▸ Job
Write out every record below exactly as it appears.

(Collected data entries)
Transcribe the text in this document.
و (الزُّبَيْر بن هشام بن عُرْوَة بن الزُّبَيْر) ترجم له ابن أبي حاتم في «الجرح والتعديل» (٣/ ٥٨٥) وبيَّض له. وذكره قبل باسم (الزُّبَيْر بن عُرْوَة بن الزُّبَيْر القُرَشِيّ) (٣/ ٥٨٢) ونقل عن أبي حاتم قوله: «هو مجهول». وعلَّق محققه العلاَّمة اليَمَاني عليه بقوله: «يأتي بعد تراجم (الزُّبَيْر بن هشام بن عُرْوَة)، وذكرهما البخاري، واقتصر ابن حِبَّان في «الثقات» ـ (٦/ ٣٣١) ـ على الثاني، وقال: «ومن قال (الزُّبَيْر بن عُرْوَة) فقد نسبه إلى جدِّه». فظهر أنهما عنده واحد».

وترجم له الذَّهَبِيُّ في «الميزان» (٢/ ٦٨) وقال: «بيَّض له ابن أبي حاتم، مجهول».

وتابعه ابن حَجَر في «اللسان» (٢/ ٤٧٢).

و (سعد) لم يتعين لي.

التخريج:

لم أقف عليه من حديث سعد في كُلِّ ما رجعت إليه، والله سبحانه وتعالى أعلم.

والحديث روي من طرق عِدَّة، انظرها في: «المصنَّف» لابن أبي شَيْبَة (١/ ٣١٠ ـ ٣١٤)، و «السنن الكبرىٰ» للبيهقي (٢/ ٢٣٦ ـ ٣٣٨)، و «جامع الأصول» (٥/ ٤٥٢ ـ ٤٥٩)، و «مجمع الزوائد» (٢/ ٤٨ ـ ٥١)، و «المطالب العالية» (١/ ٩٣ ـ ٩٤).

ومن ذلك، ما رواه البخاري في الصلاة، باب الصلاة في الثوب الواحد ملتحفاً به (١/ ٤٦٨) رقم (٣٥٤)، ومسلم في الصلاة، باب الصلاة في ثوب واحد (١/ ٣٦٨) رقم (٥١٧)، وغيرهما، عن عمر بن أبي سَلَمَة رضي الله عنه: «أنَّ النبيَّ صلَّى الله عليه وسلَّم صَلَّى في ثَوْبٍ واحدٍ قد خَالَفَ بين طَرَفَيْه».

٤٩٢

▸ Response to the task
Transcribe the text in this document.
و (الزُّبَيْر بن هشام بن عُرْوَة بن الزُّبَيْر) ترجم له ابن أبي حاتم في «الجرح والتعديل» (٣/ ٥٨٥) وبيَّض له. وذكره قبل باسم (الزُّبَيْر بن عُرْوَة بن الزُّبَيْر القُرَشِيّ) (٣/ ٥٨٢) ونقل عن أبي حاتم قوله: «هو مجهول». وعلَّق محققه العلاَّمة اليَمَاني عليه بقوله: «يأتي بعد تراجم (الزُّبَيْر بن هشام بن عُرْوَة)، وذكرهما البخاري، واقتصر ابن حِبَّان في «الثقات» ـ (٦/ ٣٣١) ـ على الثاني، وقال: «ومن قال (الزُّبَيْر بن عُرْوَة) فقد نسبه إلى جدِّه». فظهر أنهما عنده واحد».

وترجم له الذَّهَبِيُّ في «الميزان» (٢/ ٦٨) وقال: «بيَّض له ابن أبي حاتم، مجهول».

وتابعه ابن حَجَر في «اللسان» (٢/ ٤٧٢).

و (سعد) لم يتعين لي.

التخريج:

لم أقف عليه من حديث سعد في كُلِّ ما رجعت إليه، والله سبحانه وتعالى أعلم.

والحديث روي من طرق عِدَّة، انظرها في: «المصنَّف» لابن أبي شَيْبَة (١/ ٣١٠ ـ ٣١٤)، و «السنن الكبرىٰ» للبيهقي (٢/ ٢٣٦ ـ ٣٣٨)، و «جامع الأصول» (٥/ ٤٥٢ ـ ٤٥٩)، و «مجمع الزوائد» (٢/ ٤٨ ـ ٥١)، و «المطالب العالية» (١/ ٩٣ ـ ٩٤).

ومن ذلك، ما رواه البخاري في الصلاة، باب الصلاة في الثوب الواحد ملتحفاً به (١/ ٤٦٨) رقم (٣٥٤)، ومسلم في الصلاة، باب الصلاة في ثوب واحد (١/ ٣٦٨) رقم (٥١٧)، وغيرهما، عن عمر بن أبي سَلَمَة رضي الله عنه: «أنَّ النبيَّ صلَّى الله عليه وسلَّم صَلَّى في ثَوْبٍ واحدٍ قد خَالَفَ بين طَرَفَيْه».

٤٩٢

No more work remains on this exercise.